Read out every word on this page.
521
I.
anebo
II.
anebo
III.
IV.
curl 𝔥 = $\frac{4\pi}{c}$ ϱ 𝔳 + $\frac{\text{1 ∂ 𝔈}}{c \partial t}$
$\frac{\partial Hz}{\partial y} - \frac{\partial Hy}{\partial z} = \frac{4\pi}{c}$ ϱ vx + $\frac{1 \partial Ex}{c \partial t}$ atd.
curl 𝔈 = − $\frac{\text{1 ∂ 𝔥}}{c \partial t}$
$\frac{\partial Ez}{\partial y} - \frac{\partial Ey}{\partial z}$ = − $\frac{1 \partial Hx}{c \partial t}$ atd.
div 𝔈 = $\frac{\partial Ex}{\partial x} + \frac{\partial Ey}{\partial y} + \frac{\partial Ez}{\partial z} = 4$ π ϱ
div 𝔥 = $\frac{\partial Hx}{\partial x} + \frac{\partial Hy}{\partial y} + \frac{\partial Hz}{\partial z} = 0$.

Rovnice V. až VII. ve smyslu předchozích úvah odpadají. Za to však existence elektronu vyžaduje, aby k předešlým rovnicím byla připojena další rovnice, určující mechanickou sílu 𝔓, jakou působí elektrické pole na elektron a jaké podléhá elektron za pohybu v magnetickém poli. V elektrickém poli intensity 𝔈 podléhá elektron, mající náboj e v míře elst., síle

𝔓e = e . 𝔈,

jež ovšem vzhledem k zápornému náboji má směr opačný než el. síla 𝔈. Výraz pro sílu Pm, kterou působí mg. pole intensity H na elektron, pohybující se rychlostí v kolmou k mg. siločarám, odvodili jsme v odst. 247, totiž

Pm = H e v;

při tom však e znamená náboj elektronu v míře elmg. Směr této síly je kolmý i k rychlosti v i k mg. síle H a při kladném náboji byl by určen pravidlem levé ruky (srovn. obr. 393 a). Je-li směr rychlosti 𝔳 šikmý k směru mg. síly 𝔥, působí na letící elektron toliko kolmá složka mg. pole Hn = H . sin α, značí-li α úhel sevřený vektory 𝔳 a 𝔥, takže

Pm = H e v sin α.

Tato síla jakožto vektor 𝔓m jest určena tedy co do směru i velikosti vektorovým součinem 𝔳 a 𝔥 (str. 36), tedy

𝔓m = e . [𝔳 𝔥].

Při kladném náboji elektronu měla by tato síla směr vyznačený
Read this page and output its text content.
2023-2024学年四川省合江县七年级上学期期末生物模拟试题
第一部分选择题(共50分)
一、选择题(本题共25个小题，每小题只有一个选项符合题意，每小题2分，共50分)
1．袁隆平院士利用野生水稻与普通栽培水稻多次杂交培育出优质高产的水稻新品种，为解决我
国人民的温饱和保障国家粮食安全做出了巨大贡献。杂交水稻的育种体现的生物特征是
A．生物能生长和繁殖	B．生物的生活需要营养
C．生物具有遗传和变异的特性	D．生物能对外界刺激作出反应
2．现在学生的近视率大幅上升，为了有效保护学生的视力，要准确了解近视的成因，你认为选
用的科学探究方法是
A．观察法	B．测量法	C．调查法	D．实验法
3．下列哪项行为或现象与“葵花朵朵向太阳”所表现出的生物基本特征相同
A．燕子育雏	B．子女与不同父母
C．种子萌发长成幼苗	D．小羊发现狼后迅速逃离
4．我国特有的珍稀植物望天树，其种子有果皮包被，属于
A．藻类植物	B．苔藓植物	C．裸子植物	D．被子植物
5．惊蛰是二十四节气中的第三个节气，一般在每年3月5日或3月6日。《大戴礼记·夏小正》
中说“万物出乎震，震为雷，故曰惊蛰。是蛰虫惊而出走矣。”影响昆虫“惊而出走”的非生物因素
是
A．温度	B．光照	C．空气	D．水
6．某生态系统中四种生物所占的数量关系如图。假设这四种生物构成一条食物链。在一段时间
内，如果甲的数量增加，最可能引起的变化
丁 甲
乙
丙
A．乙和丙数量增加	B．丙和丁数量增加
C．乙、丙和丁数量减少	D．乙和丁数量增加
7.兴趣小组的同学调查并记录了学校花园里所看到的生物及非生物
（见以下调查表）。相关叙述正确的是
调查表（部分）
◆ ◆ ◆ ◆ ◆ ◆ ◆
→ **GIVEN INSTRUCTION**
Report each line in the data that holds the word "síle".

→ **WRITTEN RESPONSE**
Rovnice V. až VII. ve smyslu předchozích úvah odpadají. Za to však existence elektronu vyžaduje, aby k předešlým rovnicím byla připojena další rovnice, určující mechanickou sílu 𝔓, jakou působí elektrické pole na elektron a jaké podléhá elektron za pohybu v magnetickém poli. V elektrickém poli intensity 𝔈 podléhá elektron, mající náboj e v míře elst., síle
při tom však e znamená náboj elektronu v míře elmg. Směr této síly je kolmý i k rychlosti v i k mg. síle H a při kladném náboji byl by určen pravidlem levé ruky (srovn. obr. 393 a). Je-li směr rychlosti 𝔳 šikmý k směru mg. síly 𝔥, působí na letící elektron toliko kolmá složka mg. pole Hn = H . sin α, značí-li α úhel sevřený vektory 𝔳 a 𝔥, takže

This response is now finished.